» **Provided text**:
★ ★ ★ ★ ★ ★ ★

Thread for Fall 2022 DATA 412/612 students to practice reprexes. No need to answer them!

This is a thread for DATA 412/612 students to practice preparing and sharing code questions using minimal reproducible examples (reprexes). There is no need to respond to these questions, as we're just practicing :slight_smile:

My question for this reprex is about why using the created variable: just_height, doesn't work in ggplot2. I am trying to create a histogram in ggplot2 that has height along the x-axis and count along the y-axis. The code is shown:

library(ggplot2)
#> Warning: package 'ggplot2' was built under R version 4.1.3

diabetes <- read.csv("https://raw.githubusercontent.com/malcolmbarrett/au-stats412-612-01-reading_data/master/diabetes.csv")
just_height <- diabetes[, "height"]
ggplot(just_height, aes(x = height)) +
geom_histogram()
#> Error in fortify():
#> ! data must be a data frame, or other object coercible by fortify(), not an integer vector.

#> Backtrace:
#> x
#> 1. +-ggplot2::ggplot(just_height, aes(x = height))
#> 2. -ggplot2:::ggplot.default(just_height, aes(x = height))
#> 3. +-ggplot2::fortify(data, ...)
#> 4. -ggplot2:::fortify.default(data, ...)
#> 5. -rlang::abort(msg)

Questions answered about creating the reprex:
I expect this to create a histogram using ggplot2 with the different heights along the x-axis and the count of each height along the y-axis but r errors out saying just_height created an integer vector. I included the original data set file path because I could not find a similar built-in data set. I also included every part of the code because it is needed in order for someone else to replicate it to answer my question. Lastly, I added library(ggplot2) to the code so if someone were to try and replicate it, copying and pasting the code chunk is all that would be needed for it to run.

Using the diabetes data set, I'm trying to create a new data set containing only the height column, and creating a histogram of that data set with height on the x-axis. However, instead of creating another data set and a histogram, I got a list of integers titled 'just_height' and an error message for the histogram. What can I add or change in this particular area to give me the desired results?
just_height <- diabetes[, "height"]

library(tidyverse)

diabetes <- read.csv("https://raw.githubusercontent.com/malcolmbarrett/au-stats412-612-01-reading_data/master/diabetes.csv")

just_height <- diabetes[, "height"]
ggplot(just_height, aes(x = height)) + 
  geom_histogram()
#> Error in `fortify()`:
#> ! `data` must be a data frame, or other object coercible by `fortify()`, not an integer vector.

★ ★ ★ ★ ★ ★ ★

» **Instruction A**: Summarize the reprex practice thread in two sentences.
The records that come next have nothing to do with the text.

[Box annotation data]

★ ★ ★ ★ ★ ★ ★

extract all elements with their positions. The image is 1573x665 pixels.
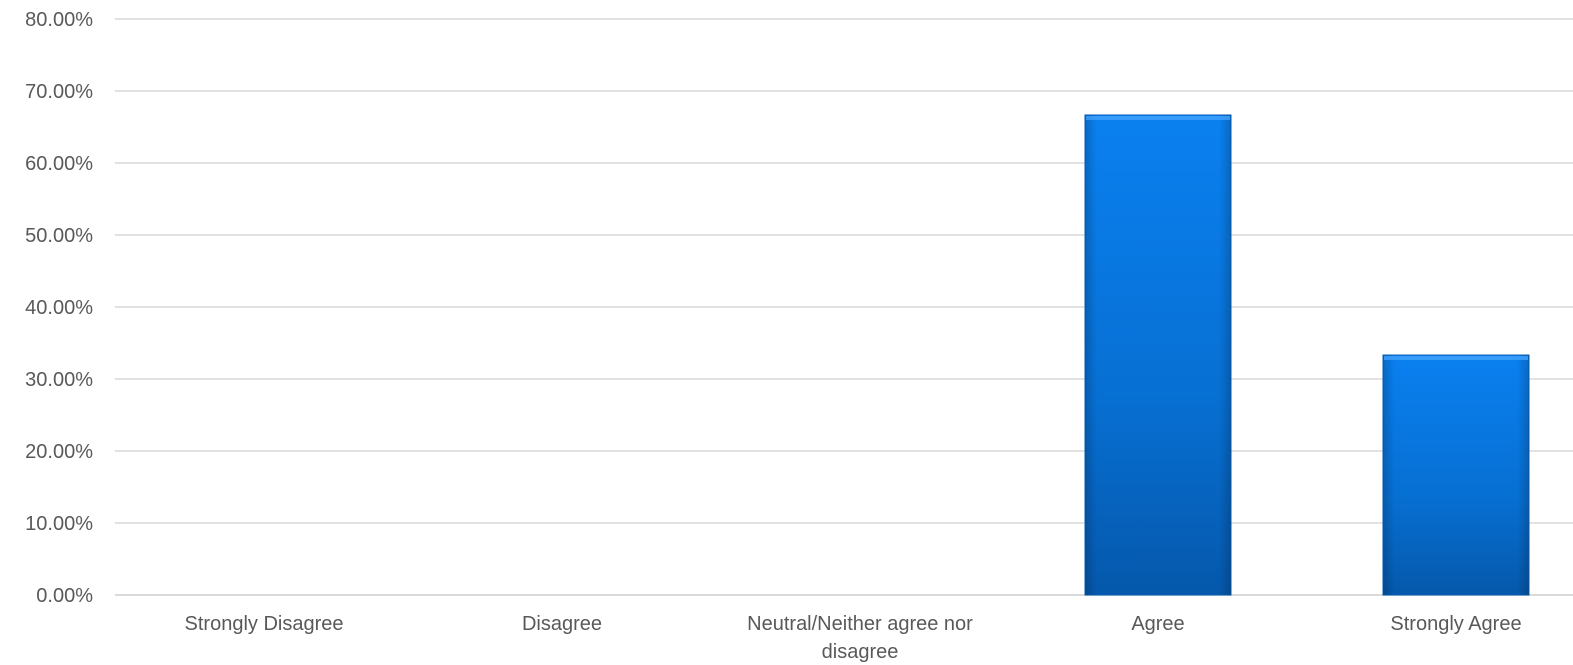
y-tick-label: 0.00% — [36, 585, 93, 607]
x-category-label-line: Strongly Agree — [1390, 613, 1521, 635]
x-category-label-line: Agree — [1131, 613, 1184, 635]
x-axis-category-labels: Strongly Disagree Disagree Neutral/Neither… — [185, 613, 1522, 663]
y-tick-label: 20.00% — [25, 441, 93, 463]
y-tick-label: 30.00% — [25, 369, 93, 391]
x-category-label: Neutral/Neither agree nor disagree — [747, 613, 973, 663]
y-tick-label: 50.00% — [25, 225, 93, 247]
y-tick-label: 40.00% — [25, 297, 93, 319]
bar-highlight — [1086, 115, 1230, 120]
y-tick-label: 80.00% — [25, 9, 93, 31]
y-tick-label: 10.00% — [25, 513, 93, 535]
bar-agree — [1084, 114, 1232, 596]
x-category-label-line: Neutral/Neither agree nor — [747, 613, 973, 635]
bars — [1084, 114, 1530, 596]
x-category-label: Agree — [1131, 613, 1184, 635]
x-category-label: Strongly Disagree — [185, 613, 344, 635]
x-category-label-line: Disagree — [522, 613, 602, 635]
bar-shading — [1085, 114, 1231, 595]
x-category-label-line: Strongly Disagree — [185, 613, 344, 635]
x-category-label: Strongly Agree — [1390, 613, 1521, 635]
y-tick-label: 70.00% — [25, 81, 93, 103]
bar-highlight — [1384, 356, 1528, 361]
gridlines — [115, 18, 1573, 596]
x-category-label-line: disagree — [822, 641, 899, 663]
bar-shading — [1383, 355, 1529, 595]
bar-strongly-agree — [1382, 354, 1530, 596]
x-category-label: Disagree — [522, 613, 602, 635]
y-axis-tick-labels: 0.00% 10.00% 20.00% 30.00% 40.00% 50.00% 60.00… — [25, 9, 93, 607]
y-tick-label: 60.00% — [25, 153, 93, 175]
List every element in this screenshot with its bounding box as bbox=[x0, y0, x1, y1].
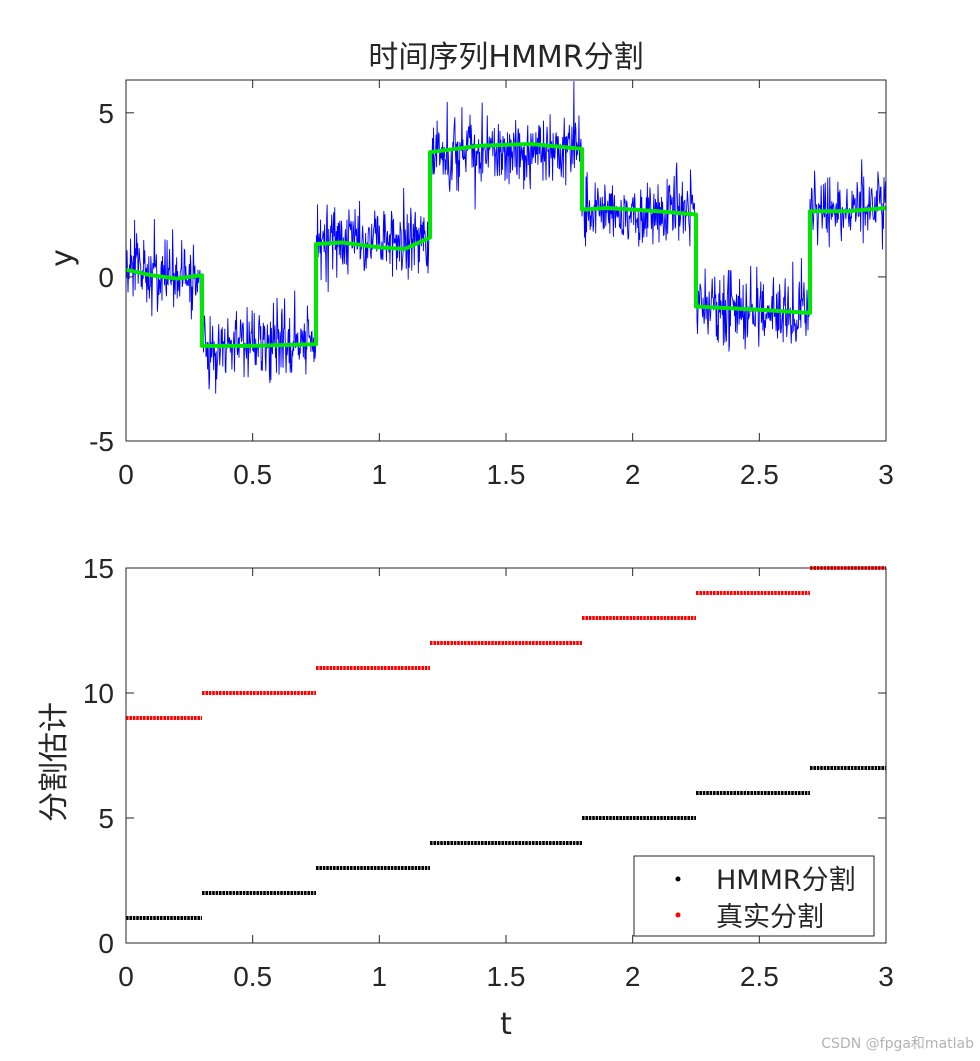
top-axes-frame bbox=[125, 79, 887, 442]
legend-box bbox=[633, 855, 875, 937]
top-axes: 0 0.5 1 1.5 2 2.5 3-505 bbox=[89, 79, 894, 490]
bottom-x-tick-label: 2.5 bbox=[740, 961, 779, 992]
top-x-tick-label: 0.5 bbox=[233, 459, 272, 490]
legend-marker-hmmr bbox=[675, 876, 681, 882]
bottom-y-tick-label: 15 bbox=[83, 553, 114, 584]
top-x-tick-label: 1.5 bbox=[487, 459, 526, 490]
bottom-x-tick-label: 0.5 bbox=[233, 961, 272, 992]
bottom-x-tick-label: 0 bbox=[118, 961, 134, 992]
bottom-x-tick-label: 1.5 bbox=[487, 961, 526, 992]
top-subplot: 时间序列HMMR分割 y 0 0.5 1 1.5 2 2.5 3-505 bbox=[45, 40, 894, 490]
top-y-axis-label: y bbox=[45, 249, 80, 267]
top-chart-title: 时间序列HMMR分割 bbox=[368, 40, 643, 75]
bottom-y-tick-label: 10 bbox=[83, 678, 114, 709]
bottom-y-tick-label: 0 bbox=[98, 928, 114, 959]
top-plot-area bbox=[126, 81, 886, 394]
bottom-x-tick-label: 2 bbox=[625, 961, 641, 992]
top-y-tick-label: -5 bbox=[89, 426, 114, 457]
top-x-tick-label: 0 bbox=[118, 459, 134, 490]
legend-label-hmmr: HMMR分割 bbox=[716, 865, 856, 896]
top-y-tick-label: 5 bbox=[98, 98, 114, 129]
top-x-tick-label: 3 bbox=[878, 459, 894, 490]
bottom-x-tick-label: 1 bbox=[372, 961, 388, 992]
hmmr-fit-line bbox=[126, 142, 886, 348]
top-x-tick-label: 2.5 bbox=[740, 459, 779, 490]
bottom-x-axis-label: t bbox=[500, 1007, 512, 1042]
top-x-tick-label: 1 bbox=[372, 459, 388, 490]
bottom-axes: 0 0.5 1 1.5 2 2.5 3 0 5 10 15 bbox=[83, 553, 894, 992]
legend-label-true: 真实分割 bbox=[716, 902, 824, 933]
legend-marker-true bbox=[675, 912, 681, 918]
legend: HMMR分割 真实分割 bbox=[633, 855, 875, 937]
top-x-tick-label: 2 bbox=[625, 459, 641, 490]
top-y-tick-label: 0 bbox=[98, 262, 114, 293]
bottom-y-tick-label: 5 bbox=[98, 803, 114, 834]
watermark: CSDN @fpga和matlab bbox=[821, 1036, 974, 1052]
noisy-signal-line bbox=[126, 81, 886, 394]
bottom-x-tick-label: 3 bbox=[878, 961, 894, 992]
bottom-subplot: 分割估计 t 0 0.5 1 1.5 2 2.5 3 0 5 10 15 HMMR分割 真实分割 bbox=[37, 553, 894, 1042]
bottom-y-axis-label: 分割估计 bbox=[37, 702, 72, 822]
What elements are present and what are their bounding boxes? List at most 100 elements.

★ ★ ★ ★ ★ ★ ★

» **Instruction B**: In the records, replace "y-tick-label" with "y-axis-label" in the lines between the one holding "y-tick-label: 0.00% — [36, 585, 93, 607]" and the one holding "x-category-label: Strongly Disagree", inclusive, and return only those lines.

» **Final answer A**: The thread is for DATA 412/612 students to practice preparing and sharing code questions as minimal reproducible examples, with no need to answer them. The posted reprexes try to build a ggplot2 histogram of height from the diabetes data set by first storing the height column as just_height, but R returns an error saying the data must be a data frame, not an integer vector.

» **Final answer B**:
y-axis-label: 0.00% — [36, 585, 93, 607]
x-category-label-line: Strongly Agree — [1390, 613, 1521, 635]
x-category-label-line: Agree — [1131, 613, 1184, 635]
x-axis-category-labels: Strongly Disagree Disagree Neutral/Neither… — [185, 613, 1522, 663]
y-axis-label: 20.00% — [25, 441, 93, 463]
y-axis-label: 30.00% — [25, 369, 93, 391]
x-category-label: Neutral/Neither agree nor disagree — [747, 613, 973, 663]
y-axis-label: 50.00% — [25, 225, 93, 247]
y-axis-label: 40.00% — [25, 297, 93, 319]
bar-highlight — [1086, 115, 1230, 120]
y-axis-label: 80.00% — [25, 9, 93, 31]
y-axis-label: 10.00% — [25, 513, 93, 535]
bar-agree — [1084, 114, 1232, 596]
x-category-label-line: Neutral/Neither agree nor — [747, 613, 973, 635]
bars — [1084, 114, 1530, 596]
x-category-label: Agree — [1131, 613, 1184, 635]
x-category-label: Strongly Disagree — [185, 613, 344, 635]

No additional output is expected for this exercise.